#### EXERCISES:
• 1. Answer each question from the gardening thread below, one line per answer.
(a) Which rose does ComeIntoTheGardenMaud call the best thing in the garden tonight?
(b) What did HumphreyCobbler spray on the lupins?
(c) Which rose is the only one really going for it on the rose walk?
• 2. Print the part of the gardening thread between "Hello. We gave" and "Winchester looks lovely.", inclusive, with no changes.

Oh dear, it looks like I'm too late and everyone's left already. Oh well.

ComeIntoTheGardenMaud · 19/06/2013 21:57

::staggers in::

I'm here, funnyperson.

The best thing in my garden tonight is the rose Winchester Cathedral. I still haven't finished the planting, though.

HumphreyCobbler · 19/06/2013 22:16

Hello. We gave up on Lavender too. That is why there is giant catmint (Six Hills Giant?) everywhere in the garden. It is a v useful plant in that it tolerates clay, the bees love it and you can keep cutting back and getting another crop of flowers. We have it down the rose walk and the wall by the herb beds where we were planning to have a lavender hedge.

Gertrude Jekyll is out and looking stunning. Found a billion greenfly on the lupins so sprayed with soap. Alfred carriere is the only rose really going for it on the rose walk, but Young Lycidas and the Guinea roses are flowering.

Winchester looks lovely.

funnyperson · 19/06/2013 22:35

::perks up no end:: company!!

#### RECORDED INFORMATION:
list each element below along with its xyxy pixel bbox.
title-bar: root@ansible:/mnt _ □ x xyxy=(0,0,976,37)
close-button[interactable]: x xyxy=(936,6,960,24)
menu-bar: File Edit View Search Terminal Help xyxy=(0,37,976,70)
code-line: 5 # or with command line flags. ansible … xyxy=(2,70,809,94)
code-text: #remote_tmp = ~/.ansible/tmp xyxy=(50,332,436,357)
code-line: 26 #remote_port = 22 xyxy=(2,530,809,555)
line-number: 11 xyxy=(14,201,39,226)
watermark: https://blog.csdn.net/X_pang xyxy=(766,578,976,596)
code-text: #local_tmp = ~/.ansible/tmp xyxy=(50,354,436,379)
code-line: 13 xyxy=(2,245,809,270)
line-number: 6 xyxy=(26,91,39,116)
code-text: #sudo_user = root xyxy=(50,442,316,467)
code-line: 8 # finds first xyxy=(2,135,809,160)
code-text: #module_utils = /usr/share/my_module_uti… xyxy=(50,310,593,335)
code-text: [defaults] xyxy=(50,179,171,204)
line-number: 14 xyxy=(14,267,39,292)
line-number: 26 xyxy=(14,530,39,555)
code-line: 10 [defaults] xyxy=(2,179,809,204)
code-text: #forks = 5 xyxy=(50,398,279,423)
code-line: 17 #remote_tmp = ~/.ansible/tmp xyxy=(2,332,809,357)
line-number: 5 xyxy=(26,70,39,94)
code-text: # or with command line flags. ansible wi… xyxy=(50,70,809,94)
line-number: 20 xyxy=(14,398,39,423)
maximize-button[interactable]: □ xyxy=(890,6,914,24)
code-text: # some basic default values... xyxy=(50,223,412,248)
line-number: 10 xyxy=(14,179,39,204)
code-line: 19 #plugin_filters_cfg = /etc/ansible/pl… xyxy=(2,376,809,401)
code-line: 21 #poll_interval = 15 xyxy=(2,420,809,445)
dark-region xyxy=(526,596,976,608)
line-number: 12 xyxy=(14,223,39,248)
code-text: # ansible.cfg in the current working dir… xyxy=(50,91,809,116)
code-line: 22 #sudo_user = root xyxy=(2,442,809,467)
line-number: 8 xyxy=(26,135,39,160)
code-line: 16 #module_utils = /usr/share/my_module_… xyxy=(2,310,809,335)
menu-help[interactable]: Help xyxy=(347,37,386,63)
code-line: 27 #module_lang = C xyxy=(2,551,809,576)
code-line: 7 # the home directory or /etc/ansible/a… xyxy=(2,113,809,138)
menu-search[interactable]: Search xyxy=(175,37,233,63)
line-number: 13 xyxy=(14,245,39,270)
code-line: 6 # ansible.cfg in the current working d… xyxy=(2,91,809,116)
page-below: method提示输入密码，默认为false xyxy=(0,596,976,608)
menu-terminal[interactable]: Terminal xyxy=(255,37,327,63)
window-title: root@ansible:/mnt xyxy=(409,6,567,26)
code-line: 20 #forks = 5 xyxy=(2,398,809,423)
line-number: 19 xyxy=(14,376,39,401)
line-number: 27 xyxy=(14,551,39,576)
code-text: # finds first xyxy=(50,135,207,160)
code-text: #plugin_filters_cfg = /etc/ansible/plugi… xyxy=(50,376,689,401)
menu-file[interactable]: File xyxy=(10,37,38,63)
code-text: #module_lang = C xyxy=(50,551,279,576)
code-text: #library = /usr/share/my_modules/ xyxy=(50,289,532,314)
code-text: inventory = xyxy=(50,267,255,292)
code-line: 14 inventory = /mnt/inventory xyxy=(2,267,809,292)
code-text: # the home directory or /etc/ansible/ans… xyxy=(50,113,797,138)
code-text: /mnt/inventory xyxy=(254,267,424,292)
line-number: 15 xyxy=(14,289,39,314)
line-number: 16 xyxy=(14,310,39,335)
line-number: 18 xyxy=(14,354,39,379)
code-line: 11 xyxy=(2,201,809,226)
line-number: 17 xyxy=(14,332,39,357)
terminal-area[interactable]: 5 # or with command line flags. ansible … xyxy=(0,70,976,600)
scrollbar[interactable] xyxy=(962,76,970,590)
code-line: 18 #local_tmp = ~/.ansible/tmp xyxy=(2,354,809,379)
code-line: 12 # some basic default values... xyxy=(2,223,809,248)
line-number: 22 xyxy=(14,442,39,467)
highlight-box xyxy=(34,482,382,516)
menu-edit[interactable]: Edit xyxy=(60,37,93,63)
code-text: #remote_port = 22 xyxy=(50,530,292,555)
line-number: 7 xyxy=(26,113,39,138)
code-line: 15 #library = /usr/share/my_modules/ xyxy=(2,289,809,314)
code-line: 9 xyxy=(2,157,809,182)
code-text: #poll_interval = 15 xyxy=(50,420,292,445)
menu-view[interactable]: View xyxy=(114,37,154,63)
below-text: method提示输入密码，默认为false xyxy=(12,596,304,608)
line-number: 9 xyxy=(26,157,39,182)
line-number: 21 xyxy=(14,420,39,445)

#### SOLUTIONS IN ORDER:
• 1.
(a) Winchester Cathedral
(b) Soap
(c) Alfred carriere

• 2.
Hello. We gave up on Lavender too. That is why there is giant catmint (Six Hills Giant?) everywhere in the garden. It is a v useful plant in that it tolerates clay, the bees love it and you can keep cutting back and getting another crop of flowers. We have it down the rose walk and the wall by the herb beds where we were planning to have a lavender hedge.

Gertrude Jekyll is out and looking stunning. Found a billion greenfly on the lupins so sprayed with soap. Alfred carriere is the only rose really going for it on the rose walk, but Young Lycidas and the Guinea roses are flowering.

Winchester looks lovely.